■ **GIVEN TASK 1**: Could you print the passage of the memoir review starting at "Rating: 5 stars" and ending at "in her story."?
■ **GIVEN TASK 2**: In the records, can you rewrite the lines starting at the line containing "tab-data-source[interactable]: Data source" and ending at the line containing "code-token: : [1835,893,1863,921]", swapping "code-token" for "token-item" and leaving everything else untouched?

This memoir of childhood is written in a beautiful almost poetic style and is an absolute pleasure to read. As an adult reader I loved it but I am also giving it to my teenage daughter to read as well since I think the story is inspirational as well as a realistic view into another culture. If I were a teacher this would be on my assigments list.

Rating: 5 stars
Summary: Santiago dazzles in devastating, illuminating ethnic memoir
Review: One of the most difficult challenges facing a memoirist is the task of making her particular story resonate with universal truths. Esmeralda Santiago's "When I Was Puerto Rican" is a stunning success; it not only captures the dynamics of identity creation, does so in the context of ethnic, class and geographic tensions. Santiago's coming-of-age saga encompasses an incipient awareness of her unique status as an oldest daughter, conflicted thinker and anguished observer of family disintegration. That she writes without a drop of self-pity is remarkable given the abundance of sadness and betrayal which swirl in her story.

■ **EXCERPTED RECORDS**:
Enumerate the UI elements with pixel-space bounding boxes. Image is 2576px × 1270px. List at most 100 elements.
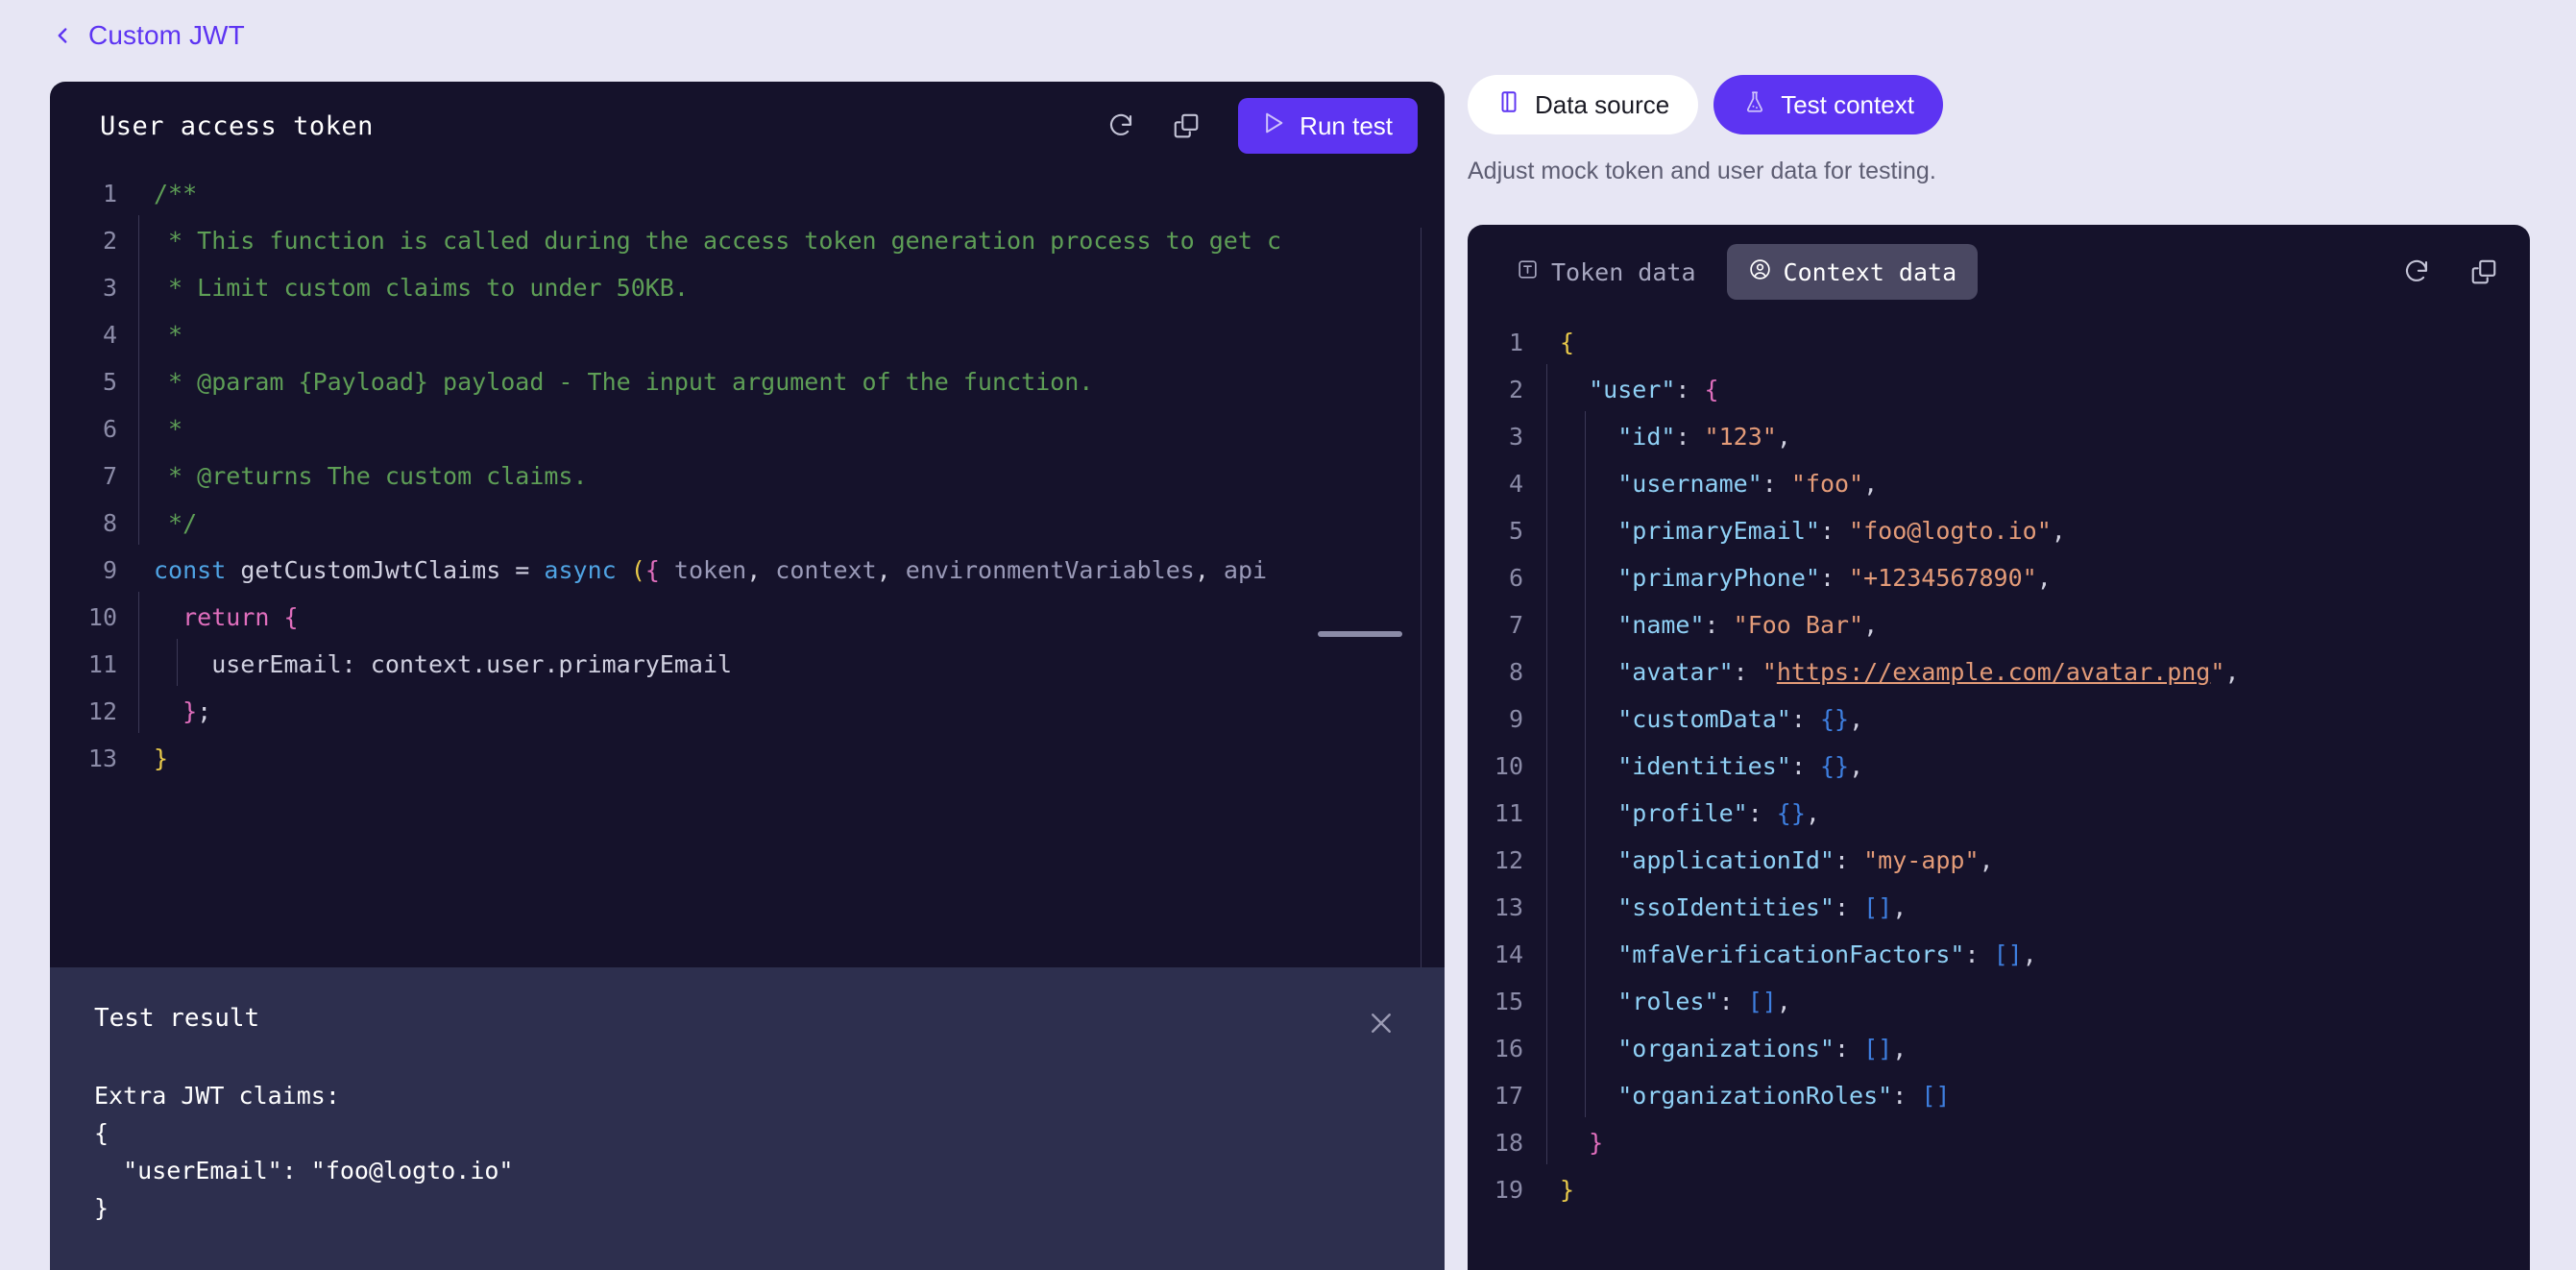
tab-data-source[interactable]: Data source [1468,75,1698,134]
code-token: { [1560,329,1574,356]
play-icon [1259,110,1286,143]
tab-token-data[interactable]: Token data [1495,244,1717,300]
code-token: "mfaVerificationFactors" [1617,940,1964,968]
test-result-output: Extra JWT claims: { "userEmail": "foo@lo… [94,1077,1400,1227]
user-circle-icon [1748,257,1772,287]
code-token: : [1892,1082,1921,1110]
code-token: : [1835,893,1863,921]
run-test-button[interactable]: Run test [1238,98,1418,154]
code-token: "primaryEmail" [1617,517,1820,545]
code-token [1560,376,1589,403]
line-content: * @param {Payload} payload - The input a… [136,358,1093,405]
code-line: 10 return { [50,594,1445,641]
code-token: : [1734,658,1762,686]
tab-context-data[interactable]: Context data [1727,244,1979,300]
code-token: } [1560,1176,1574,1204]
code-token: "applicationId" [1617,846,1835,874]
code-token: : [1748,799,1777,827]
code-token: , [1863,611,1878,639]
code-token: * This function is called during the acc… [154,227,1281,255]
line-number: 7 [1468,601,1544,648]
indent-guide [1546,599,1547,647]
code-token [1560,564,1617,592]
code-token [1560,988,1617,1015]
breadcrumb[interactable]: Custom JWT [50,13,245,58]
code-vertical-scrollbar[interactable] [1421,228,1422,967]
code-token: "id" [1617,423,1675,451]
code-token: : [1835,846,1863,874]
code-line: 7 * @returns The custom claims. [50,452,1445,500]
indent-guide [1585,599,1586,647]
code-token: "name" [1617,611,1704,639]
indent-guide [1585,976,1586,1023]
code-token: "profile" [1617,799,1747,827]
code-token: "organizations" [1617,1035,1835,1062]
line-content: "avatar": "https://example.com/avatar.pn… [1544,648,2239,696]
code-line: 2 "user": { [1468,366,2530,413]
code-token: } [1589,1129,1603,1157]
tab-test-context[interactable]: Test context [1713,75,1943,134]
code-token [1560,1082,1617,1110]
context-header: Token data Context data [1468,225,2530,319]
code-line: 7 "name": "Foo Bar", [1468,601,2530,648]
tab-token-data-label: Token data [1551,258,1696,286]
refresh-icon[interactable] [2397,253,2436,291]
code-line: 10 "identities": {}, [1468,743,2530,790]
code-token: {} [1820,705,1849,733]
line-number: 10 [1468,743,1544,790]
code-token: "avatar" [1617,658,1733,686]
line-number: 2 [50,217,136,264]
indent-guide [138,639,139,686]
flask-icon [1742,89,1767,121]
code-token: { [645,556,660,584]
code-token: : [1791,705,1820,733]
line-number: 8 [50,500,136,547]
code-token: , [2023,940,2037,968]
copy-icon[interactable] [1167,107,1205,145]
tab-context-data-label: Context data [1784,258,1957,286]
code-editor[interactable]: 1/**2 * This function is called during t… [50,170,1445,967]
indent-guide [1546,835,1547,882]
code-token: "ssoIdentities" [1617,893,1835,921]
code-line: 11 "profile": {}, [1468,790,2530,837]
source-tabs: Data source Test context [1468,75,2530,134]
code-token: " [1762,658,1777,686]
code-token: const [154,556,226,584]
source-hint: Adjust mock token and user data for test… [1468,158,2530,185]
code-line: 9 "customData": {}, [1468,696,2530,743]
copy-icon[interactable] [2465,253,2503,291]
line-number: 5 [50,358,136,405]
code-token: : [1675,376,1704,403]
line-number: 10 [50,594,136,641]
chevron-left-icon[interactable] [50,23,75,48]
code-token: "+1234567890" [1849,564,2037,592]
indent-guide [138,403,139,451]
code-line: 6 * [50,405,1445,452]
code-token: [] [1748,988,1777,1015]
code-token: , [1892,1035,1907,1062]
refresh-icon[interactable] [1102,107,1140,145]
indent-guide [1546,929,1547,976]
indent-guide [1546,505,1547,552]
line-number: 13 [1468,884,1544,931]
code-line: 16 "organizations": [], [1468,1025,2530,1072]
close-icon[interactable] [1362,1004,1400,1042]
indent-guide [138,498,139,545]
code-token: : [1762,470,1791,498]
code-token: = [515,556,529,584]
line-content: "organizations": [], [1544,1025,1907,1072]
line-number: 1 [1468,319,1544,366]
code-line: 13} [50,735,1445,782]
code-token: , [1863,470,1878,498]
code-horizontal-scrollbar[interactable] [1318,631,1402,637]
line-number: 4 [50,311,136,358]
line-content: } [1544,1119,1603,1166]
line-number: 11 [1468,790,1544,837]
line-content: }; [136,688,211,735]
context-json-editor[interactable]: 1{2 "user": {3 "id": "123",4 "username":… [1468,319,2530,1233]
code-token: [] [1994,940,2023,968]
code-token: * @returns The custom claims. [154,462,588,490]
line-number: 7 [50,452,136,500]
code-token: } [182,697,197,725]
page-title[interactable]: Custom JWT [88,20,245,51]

■ **CORRECT ANSWER 1**:
Rating: 5 stars
Summary: Santiago dazzles in devastating, illuminating ethnic memoir
Review: One of the most difficult challenges facing a memoirist is the task of making her particular story resonate with universal truths. Esmeralda Santiago's "When I Was Puerto Rican" is a stunning success; it not only captures the dynamics of identity creation, does so in the context of ethnic, class and geographic tensions. Santiago's coming-of-age saga encompasses an incipient awareness of her unique status as an oldest daughter, conflicted thinker and anguished observer of family disintegration. That she writes without a drop of self-pity is remarkable given the abundance of sadness and betrayal which swirl in her story.

■ **CORRECT ANSWER 2**:
tab-data-source[interactable]: Data source [1468,75,1698,134]
token-item: { [1560,329,1574,356]
play-icon [1259,110,1286,143]
tab-token-data[interactable]: Token data [1495,244,1717,300]
token-item: "mfaVerificationFactors" [1617,940,1964,968]
test-result-output: Extra JWT claims: { "userEmail": "foo@lo… [94,1077,1400,1227]
user-circle-icon [1748,257,1772,287]
token-item: : [1892,1082,1921,1110]
token-item: : [1835,893,1863,921]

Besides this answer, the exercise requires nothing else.